**Problem statement:** Which lines below hold the word "calendar"? Report each one.

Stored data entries
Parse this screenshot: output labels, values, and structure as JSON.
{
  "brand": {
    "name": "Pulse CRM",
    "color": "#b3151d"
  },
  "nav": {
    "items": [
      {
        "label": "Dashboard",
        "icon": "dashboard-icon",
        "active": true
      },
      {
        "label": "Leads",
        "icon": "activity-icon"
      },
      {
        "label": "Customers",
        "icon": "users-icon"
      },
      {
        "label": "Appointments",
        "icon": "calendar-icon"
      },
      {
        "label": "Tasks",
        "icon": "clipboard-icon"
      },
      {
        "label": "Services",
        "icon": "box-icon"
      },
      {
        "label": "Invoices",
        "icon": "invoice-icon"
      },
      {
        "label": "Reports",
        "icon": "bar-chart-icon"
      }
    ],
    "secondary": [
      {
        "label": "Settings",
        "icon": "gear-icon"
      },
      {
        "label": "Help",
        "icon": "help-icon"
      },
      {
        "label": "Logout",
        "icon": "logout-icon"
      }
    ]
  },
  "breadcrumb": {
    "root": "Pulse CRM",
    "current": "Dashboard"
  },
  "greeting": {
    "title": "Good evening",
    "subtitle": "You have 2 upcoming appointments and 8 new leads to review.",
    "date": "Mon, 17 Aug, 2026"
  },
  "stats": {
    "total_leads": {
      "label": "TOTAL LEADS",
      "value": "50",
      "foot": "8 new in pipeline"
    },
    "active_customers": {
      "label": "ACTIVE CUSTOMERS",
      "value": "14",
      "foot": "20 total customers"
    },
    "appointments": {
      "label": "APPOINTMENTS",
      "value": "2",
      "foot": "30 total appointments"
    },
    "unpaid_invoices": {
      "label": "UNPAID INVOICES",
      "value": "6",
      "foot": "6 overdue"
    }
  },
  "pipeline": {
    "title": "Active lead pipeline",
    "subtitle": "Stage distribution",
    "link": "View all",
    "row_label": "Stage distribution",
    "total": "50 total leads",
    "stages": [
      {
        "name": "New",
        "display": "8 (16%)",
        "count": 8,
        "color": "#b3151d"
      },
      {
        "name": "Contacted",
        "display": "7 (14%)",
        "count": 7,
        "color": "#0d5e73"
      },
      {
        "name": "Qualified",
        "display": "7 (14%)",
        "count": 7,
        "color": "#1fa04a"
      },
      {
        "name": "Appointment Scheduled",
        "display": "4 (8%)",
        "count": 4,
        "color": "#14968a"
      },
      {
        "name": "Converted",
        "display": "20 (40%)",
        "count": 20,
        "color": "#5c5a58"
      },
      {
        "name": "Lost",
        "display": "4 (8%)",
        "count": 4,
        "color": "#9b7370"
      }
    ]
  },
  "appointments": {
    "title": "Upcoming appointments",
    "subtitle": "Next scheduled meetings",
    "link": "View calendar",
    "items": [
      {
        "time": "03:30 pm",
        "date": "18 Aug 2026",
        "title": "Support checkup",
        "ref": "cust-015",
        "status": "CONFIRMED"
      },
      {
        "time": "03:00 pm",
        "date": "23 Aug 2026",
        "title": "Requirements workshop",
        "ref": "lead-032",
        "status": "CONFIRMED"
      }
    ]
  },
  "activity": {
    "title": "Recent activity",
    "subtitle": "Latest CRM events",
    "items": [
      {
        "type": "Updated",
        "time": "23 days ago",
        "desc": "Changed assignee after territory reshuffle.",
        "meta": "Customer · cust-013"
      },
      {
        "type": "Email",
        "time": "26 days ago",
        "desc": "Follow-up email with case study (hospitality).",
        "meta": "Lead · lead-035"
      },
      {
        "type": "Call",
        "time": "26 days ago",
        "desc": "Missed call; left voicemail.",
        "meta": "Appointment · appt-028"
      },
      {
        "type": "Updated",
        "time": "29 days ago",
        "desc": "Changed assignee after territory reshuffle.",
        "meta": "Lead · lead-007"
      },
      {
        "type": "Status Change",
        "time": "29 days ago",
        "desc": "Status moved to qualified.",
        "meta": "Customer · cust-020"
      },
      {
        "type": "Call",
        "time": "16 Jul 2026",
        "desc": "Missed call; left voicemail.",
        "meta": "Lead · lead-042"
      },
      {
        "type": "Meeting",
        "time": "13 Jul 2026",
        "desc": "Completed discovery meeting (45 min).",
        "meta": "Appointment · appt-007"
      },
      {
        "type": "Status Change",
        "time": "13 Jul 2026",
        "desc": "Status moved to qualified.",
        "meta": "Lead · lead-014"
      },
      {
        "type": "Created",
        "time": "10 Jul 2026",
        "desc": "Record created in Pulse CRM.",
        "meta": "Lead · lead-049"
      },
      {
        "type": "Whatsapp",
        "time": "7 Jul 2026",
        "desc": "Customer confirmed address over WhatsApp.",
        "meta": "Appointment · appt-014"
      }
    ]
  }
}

**Solution to this problem:**
        "icon": "calendar-icon"
    "link": "View calendar",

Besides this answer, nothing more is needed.